_Structured page parsing data_:
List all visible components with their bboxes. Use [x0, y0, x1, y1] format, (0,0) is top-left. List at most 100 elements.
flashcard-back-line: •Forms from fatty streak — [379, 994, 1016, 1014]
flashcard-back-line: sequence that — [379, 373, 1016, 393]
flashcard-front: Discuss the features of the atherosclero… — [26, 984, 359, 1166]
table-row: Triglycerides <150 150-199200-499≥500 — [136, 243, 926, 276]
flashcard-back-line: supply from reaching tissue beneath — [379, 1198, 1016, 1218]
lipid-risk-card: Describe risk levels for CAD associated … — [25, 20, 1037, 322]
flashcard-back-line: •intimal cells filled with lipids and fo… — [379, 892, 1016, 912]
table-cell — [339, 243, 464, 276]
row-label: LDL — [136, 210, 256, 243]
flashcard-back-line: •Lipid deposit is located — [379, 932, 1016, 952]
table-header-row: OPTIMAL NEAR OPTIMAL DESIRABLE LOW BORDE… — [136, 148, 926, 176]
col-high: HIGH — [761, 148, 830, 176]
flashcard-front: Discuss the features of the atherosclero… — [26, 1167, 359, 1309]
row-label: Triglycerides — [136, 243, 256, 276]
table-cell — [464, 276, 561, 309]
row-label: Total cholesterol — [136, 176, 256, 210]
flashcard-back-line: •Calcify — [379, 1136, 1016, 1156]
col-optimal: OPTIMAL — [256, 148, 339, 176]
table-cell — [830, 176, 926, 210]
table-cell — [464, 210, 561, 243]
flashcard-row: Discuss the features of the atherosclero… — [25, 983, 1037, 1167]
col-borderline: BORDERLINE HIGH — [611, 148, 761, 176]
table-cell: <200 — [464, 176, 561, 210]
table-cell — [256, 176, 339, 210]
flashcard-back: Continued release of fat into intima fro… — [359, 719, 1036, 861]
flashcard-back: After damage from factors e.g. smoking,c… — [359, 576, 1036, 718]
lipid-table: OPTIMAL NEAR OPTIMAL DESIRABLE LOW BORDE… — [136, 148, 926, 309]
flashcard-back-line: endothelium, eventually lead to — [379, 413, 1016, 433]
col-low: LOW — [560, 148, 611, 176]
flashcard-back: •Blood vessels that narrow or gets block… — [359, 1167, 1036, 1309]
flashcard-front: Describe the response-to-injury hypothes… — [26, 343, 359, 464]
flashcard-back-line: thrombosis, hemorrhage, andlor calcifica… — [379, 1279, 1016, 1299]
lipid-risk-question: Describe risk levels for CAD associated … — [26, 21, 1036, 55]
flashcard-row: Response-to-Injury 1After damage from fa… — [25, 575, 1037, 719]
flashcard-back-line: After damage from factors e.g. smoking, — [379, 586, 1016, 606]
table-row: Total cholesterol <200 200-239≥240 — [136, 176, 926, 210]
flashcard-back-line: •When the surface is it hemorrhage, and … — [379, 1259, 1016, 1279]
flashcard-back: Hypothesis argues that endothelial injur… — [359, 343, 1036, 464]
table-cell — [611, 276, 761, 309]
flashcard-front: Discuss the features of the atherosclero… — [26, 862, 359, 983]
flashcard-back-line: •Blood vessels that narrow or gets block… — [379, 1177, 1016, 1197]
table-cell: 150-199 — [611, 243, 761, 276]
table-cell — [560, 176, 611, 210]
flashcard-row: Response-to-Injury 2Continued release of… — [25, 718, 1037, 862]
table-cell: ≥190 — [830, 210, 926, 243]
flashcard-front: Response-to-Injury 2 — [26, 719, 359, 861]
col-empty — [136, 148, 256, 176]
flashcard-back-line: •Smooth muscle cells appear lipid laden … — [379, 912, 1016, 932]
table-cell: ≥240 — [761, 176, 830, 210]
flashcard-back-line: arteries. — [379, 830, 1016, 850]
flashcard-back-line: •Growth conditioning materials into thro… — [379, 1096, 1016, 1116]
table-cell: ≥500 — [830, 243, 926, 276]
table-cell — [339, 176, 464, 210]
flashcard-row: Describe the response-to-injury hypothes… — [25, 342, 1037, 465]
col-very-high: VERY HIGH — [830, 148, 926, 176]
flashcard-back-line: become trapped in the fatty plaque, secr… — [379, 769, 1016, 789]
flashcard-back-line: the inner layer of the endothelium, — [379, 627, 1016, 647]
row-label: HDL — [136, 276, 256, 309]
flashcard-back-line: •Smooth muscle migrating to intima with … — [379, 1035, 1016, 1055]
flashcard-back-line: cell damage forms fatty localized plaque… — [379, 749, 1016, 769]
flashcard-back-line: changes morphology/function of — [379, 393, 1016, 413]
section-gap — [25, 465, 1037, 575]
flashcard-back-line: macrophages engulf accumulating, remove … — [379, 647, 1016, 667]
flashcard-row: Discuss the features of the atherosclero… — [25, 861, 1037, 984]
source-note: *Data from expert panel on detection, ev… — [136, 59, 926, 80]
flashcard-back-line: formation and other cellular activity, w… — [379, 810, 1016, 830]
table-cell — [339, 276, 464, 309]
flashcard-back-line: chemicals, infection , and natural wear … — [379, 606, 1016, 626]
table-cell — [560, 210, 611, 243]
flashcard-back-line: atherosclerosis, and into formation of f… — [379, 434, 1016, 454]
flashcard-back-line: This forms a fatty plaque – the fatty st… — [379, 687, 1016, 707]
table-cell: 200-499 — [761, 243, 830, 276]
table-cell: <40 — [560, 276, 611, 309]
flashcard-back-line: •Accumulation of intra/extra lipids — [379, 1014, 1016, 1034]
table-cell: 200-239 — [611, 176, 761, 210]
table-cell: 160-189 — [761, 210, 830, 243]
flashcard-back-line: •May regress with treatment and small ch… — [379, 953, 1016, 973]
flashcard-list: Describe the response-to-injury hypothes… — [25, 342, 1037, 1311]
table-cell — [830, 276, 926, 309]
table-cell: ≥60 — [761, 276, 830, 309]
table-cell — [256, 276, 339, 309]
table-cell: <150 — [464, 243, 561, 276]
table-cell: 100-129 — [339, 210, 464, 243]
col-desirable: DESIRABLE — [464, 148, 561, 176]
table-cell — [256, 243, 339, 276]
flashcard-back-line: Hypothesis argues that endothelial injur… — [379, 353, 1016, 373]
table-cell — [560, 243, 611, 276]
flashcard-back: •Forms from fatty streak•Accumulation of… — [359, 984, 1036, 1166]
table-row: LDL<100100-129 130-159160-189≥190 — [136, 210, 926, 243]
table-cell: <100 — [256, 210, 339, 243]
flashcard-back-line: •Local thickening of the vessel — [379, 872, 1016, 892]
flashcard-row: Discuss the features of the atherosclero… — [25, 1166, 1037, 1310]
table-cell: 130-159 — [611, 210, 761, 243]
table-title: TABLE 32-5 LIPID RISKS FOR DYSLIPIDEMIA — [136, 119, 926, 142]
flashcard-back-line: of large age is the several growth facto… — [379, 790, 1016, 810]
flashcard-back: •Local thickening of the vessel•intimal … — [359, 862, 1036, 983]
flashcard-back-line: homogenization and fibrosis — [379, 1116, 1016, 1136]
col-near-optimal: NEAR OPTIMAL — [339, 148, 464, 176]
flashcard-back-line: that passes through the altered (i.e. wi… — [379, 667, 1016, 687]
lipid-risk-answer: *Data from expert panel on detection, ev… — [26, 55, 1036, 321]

_Problem description_:
Return all the data above, unaltered and complete.

_Exercise output_:
List all visible components with their bboxes. Use [x0, y0, x1, y1] format, (0,0) is top-left. List at most 100 elements.
flashcard-back-line: •Forms from fatty streak — [379, 994, 1016, 1014]
flashcard-back-line: sequence that — [379, 373, 1016, 393]
flashcard-front: Discuss the features of the atherosclero… — [26, 984, 359, 1166]
table-row: Triglycerides <150 150-199200-499≥500 — [136, 243, 926, 276]
flashcard-back-line: supply from reaching tissue beneath — [379, 1198, 1016, 1218]
lipid-risk-card: Describe risk levels for CAD associated … — [25, 20, 1037, 322]
flashcard-back-line: •intimal cells filled with lipids and fo… — [379, 892, 1016, 912]
table-cell — [339, 243, 464, 276]
row-label: LDL — [136, 210, 256, 243]
flashcard-back-line: •Lipid deposit is located — [379, 932, 1016, 952]
table-header-row: OPTIMAL NEAR OPTIMAL DESIRABLE LOW BORDE… — [136, 148, 926, 176]
col-high: HIGH — [761, 148, 830, 176]
flashcard-front: Discuss the features of the atherosclero… — [26, 1167, 359, 1309]
row-label: Triglycerides — [136, 243, 256, 276]
table-cell — [464, 276, 561, 309]
row-label: Total cholesterol — [136, 176, 256, 210]
flashcard-back-line: •Calcify — [379, 1136, 1016, 1156]
col-optimal: OPTIMAL — [256, 148, 339, 176]
table-cell — [830, 176, 926, 210]
table-cell — [464, 210, 561, 243]
flashcard-row: Discuss the features of the atherosclero… — [25, 983, 1037, 1167]
col-borderline: BORDERLINE HIGH — [611, 148, 761, 176]
table-cell: <200 — [464, 176, 561, 210]
table-cell — [256, 176, 339, 210]
flashcard-back: Continued release of fat into intima fro… — [359, 719, 1036, 861]
flashcard-back: After damage from factors e.g. smoking,c… — [359, 576, 1036, 718]
lipid-table: OPTIMAL NEAR OPTIMAL DESIRABLE LOW BORDE… — [136, 148, 926, 309]
flashcard-back-line: endothelium, eventually lead to — [379, 413, 1016, 433]
col-low: LOW — [560, 148, 611, 176]
flashcard-back: •Blood vessels that narrow or gets block… — [359, 1167, 1036, 1309]
flashcard-front: Describe the response-to-injury hypothes… — [26, 343, 359, 464]
flashcard-back-line: thrombosis, hemorrhage, andlor calcifica… — [379, 1279, 1016, 1299]
lipid-risk-question: Describe risk levels for CAD associated … — [26, 21, 1036, 55]
flashcard-row: Response-to-Injury 1After damage from fa… — [25, 575, 1037, 719]
flashcard-back-line: After damage from factors e.g. smoking, — [379, 586, 1016, 606]
table-row: Total cholesterol <200 200-239≥240 — [136, 176, 926, 210]
flashcard-back-line: •When the surface is it hemorrhage, and … — [379, 1259, 1016, 1279]
flashcard-back: Hypothesis argues that endothelial injur… — [359, 343, 1036, 464]
table-cell — [611, 276, 761, 309]
flashcard-front: Discuss the features of the atherosclero… — [26, 862, 359, 983]
flashcard-back-line: •Blood vessels that narrow or gets block… — [379, 1177, 1016, 1197]
table-cell: 150-199 — [611, 243, 761, 276]
table-cell — [560, 176, 611, 210]
flashcard-row: Response-to-Injury 2Continued release of… — [25, 718, 1037, 862]
table-cell: ≥190 — [830, 210, 926, 243]
flashcard-front: Response-to-Injury 2 — [26, 719, 359, 861]
col-empty — [136, 148, 256, 176]
flashcard-back-line: •Smooth muscle cells appear lipid laden … — [379, 912, 1016, 932]
table-cell: ≥240 — [761, 176, 830, 210]
flashcard-back-line: arteries. — [379, 830, 1016, 850]
flashcard-back-line: •Growth conditioning materials into thro… — [379, 1096, 1016, 1116]
table-cell: ≥500 — [830, 243, 926, 276]
table-cell — [339, 176, 464, 210]
flashcard-row: Describe the response-to-injury hypothes… — [25, 342, 1037, 465]
col-very-high: VERY HIGH — [830, 148, 926, 176]
flashcard-back-line: become trapped in the fatty plaque, secr… — [379, 769, 1016, 789]
flashcard-back-line: the inner layer of the endothelium, — [379, 627, 1016, 647]
row-label: HDL — [136, 276, 256, 309]
flashcard-back-line: •Smooth muscle migrating to intima with … — [379, 1035, 1016, 1055]
flashcard-back-line: cell damage forms fatty localized plaque… — [379, 749, 1016, 769]
flashcard-back-line: changes morphology/function of — [379, 393, 1016, 413]
section-gap — [25, 465, 1037, 575]
flashcard-back-line: macrophages engulf accumulating, remove … — [379, 647, 1016, 667]
flashcard-row: Discuss the features of the atherosclero… — [25, 861, 1037, 984]
source-note: *Data from expert panel on detection, ev… — [136, 59, 926, 80]
flashcard-back-line: formation and other cellular activity, w… — [379, 810, 1016, 830]
table-cell — [339, 276, 464, 309]
flashcard-back-line: chemicals, infection , and natural wear … — [379, 606, 1016, 626]
table-cell — [560, 210, 611, 243]
flashcard-back-line: atherosclerosis, and into formation of f… — [379, 434, 1016, 454]
flashcard-back-line: This forms a fatty plaque – the fatty st… — [379, 687, 1016, 707]
table-cell: 200-499 — [761, 243, 830, 276]
table-cell: <40 — [560, 276, 611, 309]
flashcard-back-line: •Accumulation of intra/extra lipids — [379, 1014, 1016, 1034]
table-cell: 200-239 — [611, 176, 761, 210]
table-cell: 160-189 — [761, 210, 830, 243]
flashcard-back-line: •May regress with treatment and small ch… — [379, 953, 1016, 973]
flashcard-list: Describe the response-to-injury hypothes… — [25, 342, 1037, 1311]
table-cell — [830, 276, 926, 309]
table-cell: ≥60 — [761, 276, 830, 309]
table-cell — [256, 276, 339, 309]
table-cell: <150 — [464, 243, 561, 276]
table-cell: 100-129 — [339, 210, 464, 243]
col-desirable: DESIRABLE — [464, 148, 561, 176]
table-cell — [256, 243, 339, 276]
flashcard-back-line: Hypothesis argues that endothelial injur… — [379, 353, 1016, 373]
table-cell — [560, 243, 611, 276]
flashcard-back: •Forms from fatty streak•Accumulation of… — [359, 984, 1036, 1166]
table-row: LDL<100100-129 130-159160-189≥190 — [136, 210, 926, 243]
table-cell: <100 — [256, 210, 339, 243]
flashcard-back-line: •Local thickening of the vessel — [379, 872, 1016, 892]
flashcard-row: Discuss the features of the atherosclero… — [25, 1166, 1037, 1310]
table-cell: 130-159 — [611, 210, 761, 243]
table-title: TABLE 32-5 LIPID RISKS FOR DYSLIPIDEMIA — [136, 119, 926, 142]
flashcard-back-line: of large age is the several growth facto… — [379, 790, 1016, 810]
flashcard-back: •Local thickening of the vessel•intimal … — [359, 862, 1036, 983]
flashcard-back-line: homogenization and fibrosis — [379, 1116, 1016, 1136]
col-near-optimal: NEAR OPTIMAL — [339, 148, 464, 176]
flashcard-back-line: that passes through the altered (i.e. wi… — [379, 667, 1016, 687]
lipid-risk-answer: *Data from expert panel on detection, ev… — [26, 55, 1036, 321]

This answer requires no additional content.